* STATED EXERCISE: Print every record below exactly as written.

Begin SOURCE MATERIAL

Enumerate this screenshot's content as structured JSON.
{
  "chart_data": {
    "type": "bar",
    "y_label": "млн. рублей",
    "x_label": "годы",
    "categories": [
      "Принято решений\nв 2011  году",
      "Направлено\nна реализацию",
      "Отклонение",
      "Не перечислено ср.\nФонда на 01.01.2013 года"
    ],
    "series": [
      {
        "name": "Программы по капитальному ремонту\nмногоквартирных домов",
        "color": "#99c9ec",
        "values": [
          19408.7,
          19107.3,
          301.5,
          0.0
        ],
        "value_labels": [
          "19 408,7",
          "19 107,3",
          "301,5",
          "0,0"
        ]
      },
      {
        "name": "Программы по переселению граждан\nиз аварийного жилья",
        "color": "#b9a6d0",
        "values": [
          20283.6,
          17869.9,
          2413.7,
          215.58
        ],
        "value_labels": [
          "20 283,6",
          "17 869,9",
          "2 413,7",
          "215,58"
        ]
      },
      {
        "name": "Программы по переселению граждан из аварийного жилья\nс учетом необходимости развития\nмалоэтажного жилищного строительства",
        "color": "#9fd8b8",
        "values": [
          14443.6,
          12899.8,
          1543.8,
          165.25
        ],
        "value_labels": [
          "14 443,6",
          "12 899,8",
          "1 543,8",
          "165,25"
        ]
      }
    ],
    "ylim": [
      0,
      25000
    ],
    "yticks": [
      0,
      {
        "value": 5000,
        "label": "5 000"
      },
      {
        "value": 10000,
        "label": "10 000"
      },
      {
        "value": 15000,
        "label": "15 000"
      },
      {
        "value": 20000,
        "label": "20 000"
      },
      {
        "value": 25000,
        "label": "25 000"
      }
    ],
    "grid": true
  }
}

End SOURCE MATERIAL

* SOLUTION TO THE PROBLEM:
Enumerate this screenshot's content as structured JSON.
{
  "chart_data": {
    "type": "bar",
    "y_label": "млн. рублей",
    "x_label": "годы",
    "categories": [
      "Принято решений\nв 2011  году",
      "Направлено\nна реализацию",
      "Отклонение",
      "Не перечислено ср.\nФонда на 01.01.2013 года"
    ],
    "series": [
      {
        "name": "Программы по капитальному ремонту\nмногоквартирных домов",
        "color": "#99c9ec",
        "values": [
          19408.7,
          19107.3,
          301.5,
          0.0
        ],
        "value_labels": [
          "19 408,7",
          "19 107,3",
          "301,5",
          "0,0"
        ]
      },
      {
        "name": "Программы по переселению граждан\nиз аварийного жилья",
        "color": "#b9a6d0",
        "values": [
          20283.6,
          17869.9,
          2413.7,
          215.58
        ],
        "value_labels": [
          "20 283,6",
          "17 869,9",
          "2 413,7",
          "215,58"
        ]
      },
      {
        "name": "Программы по переселению граждан из аварийного жилья\nс учетом необходимости развития\nмалоэтажного жилищного строительства",
        "color": "#9fd8b8",
        "values": [
          14443.6,
          12899.8,
          1543.8,
          165.25
        ],
        "value_labels": [
          "14 443,6",
          "12 899,8",
          "1 543,8",
          "165,25"
        ]
      }
    ],
    "ylim": [
      0,
      25000
    ],
    "yticks": [
      0,
      {
        "value": 5000,
        "label": "5 000"
      },
      {
        "value": 10000,
        "label": "10 000"
      },
      {
        "value": 15000,
        "label": "15 000"
      },
      {
        "value": 20000,
        "label": "20 000"
      },
      {
        "value": 25000,
        "label": "25 000"
      }
    ],
    "grid": true
  }
}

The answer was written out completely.